Exercise prompt
Copy out exactly every line from the line containing "Extract all readable text from this page." until the records below end, inclusive of both boundary lines.

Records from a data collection
** begin **

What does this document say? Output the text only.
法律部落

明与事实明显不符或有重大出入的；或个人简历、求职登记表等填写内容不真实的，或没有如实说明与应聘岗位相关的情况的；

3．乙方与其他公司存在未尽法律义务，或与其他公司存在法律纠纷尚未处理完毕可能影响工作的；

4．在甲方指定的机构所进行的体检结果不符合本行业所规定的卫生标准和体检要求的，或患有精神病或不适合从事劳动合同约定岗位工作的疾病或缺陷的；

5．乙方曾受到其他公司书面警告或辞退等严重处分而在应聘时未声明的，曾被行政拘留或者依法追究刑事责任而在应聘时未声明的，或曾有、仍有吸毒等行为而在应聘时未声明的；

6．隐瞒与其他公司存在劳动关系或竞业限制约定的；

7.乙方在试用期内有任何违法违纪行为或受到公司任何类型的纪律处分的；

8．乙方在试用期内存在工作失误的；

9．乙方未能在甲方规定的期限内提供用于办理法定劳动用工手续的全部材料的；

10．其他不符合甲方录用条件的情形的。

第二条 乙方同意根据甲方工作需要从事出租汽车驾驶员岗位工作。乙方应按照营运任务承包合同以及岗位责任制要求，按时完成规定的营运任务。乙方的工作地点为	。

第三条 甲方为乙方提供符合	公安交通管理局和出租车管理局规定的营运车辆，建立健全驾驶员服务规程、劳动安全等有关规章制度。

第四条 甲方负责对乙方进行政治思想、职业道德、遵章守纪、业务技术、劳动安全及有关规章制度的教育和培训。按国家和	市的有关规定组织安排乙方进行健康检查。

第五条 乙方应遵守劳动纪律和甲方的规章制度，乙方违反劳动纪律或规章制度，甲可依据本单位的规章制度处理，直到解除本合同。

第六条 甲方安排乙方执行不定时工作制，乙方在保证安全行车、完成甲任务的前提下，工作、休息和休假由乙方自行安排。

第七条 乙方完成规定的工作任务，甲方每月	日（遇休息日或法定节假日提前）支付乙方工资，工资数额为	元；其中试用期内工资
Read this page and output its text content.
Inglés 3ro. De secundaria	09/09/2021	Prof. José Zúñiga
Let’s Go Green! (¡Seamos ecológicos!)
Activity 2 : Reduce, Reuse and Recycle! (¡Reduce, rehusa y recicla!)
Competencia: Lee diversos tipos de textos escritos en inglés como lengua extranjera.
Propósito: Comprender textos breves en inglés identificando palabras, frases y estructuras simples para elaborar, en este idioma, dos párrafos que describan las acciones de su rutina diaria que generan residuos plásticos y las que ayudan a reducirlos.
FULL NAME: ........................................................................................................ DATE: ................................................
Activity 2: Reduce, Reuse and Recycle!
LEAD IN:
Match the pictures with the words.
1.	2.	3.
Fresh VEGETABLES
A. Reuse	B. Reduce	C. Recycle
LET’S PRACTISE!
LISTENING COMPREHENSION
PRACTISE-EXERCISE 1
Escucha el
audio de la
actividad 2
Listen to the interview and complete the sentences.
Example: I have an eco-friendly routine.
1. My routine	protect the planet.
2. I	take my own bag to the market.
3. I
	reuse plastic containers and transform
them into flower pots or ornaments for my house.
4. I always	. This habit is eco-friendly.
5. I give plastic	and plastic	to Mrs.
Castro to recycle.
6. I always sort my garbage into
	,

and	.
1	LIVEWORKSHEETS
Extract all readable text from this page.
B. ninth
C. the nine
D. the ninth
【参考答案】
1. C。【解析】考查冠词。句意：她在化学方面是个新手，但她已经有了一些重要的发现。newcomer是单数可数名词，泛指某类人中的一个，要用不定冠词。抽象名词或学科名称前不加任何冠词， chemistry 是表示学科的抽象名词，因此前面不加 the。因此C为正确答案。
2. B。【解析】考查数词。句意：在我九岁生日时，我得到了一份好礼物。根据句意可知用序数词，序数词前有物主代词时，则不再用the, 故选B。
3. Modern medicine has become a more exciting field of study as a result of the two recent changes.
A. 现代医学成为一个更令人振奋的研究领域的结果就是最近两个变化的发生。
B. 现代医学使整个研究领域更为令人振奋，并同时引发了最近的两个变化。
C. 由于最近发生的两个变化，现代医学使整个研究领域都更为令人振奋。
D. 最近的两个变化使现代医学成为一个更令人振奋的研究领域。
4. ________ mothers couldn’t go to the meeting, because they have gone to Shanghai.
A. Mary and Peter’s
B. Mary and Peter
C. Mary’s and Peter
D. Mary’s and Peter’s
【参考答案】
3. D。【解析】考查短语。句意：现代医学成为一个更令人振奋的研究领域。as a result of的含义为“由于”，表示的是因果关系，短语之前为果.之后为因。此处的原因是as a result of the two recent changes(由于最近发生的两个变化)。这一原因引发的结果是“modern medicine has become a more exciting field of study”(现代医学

** end **

Correct answer
Extract all readable text from this page.
B. ninth
C. the nine
D. the ninth
【参考答案】
1. C。【解析】考查冠词。句意：她在化学方面是个新手，但她已经有了一些重要的发现。newcomer是单数可数名词，泛指某类人中的一个，要用不定冠词。抽象名词或学科名称前不加任何冠词， chemistry 是表示学科的抽象名词，因此前面不加 the。因此C为正确答案。
2. B。【解析】考查数词。句意：在我九岁生日时，我得到了一份好礼物。根据句意可知用序数词，序数词前有物主代词时，则不再用the, 故选B。
3. Modern medicine has become a more exciting field of study as a result of the two recent changes.
A. 现代医学成为一个更令人振奋的研究领域的结果就是最近两个变化的发生。
B. 现代医学使整个研究领域更为令人振奋，并同时引发了最近的两个变化。
C. 由于最近发生的两个变化，现代医学使整个研究领域都更为令人振奋。
D. 最近的两个变化使现代医学成为一个更令人振奋的研究领域。
4. ________ mothers couldn’t go to the meeting, because they have gone to Shanghai.
A. Mary and Peter’s
B. Mary and Peter
C. Mary’s and Peter
D. Mary’s and Peter’s
【参考答案】
3. D。【解析】考查短语。句意：现代医学成为一个更令人振奋的研究领域。as a result of的含义为“由于”，表示的是因果关系，短语之前为果.之后为因。此处的原因是as a result of the two recent changes(由于最近发生的两个变化)。这一原因引发的结果是“modern medicine has become a more exciting field of study”(现代医学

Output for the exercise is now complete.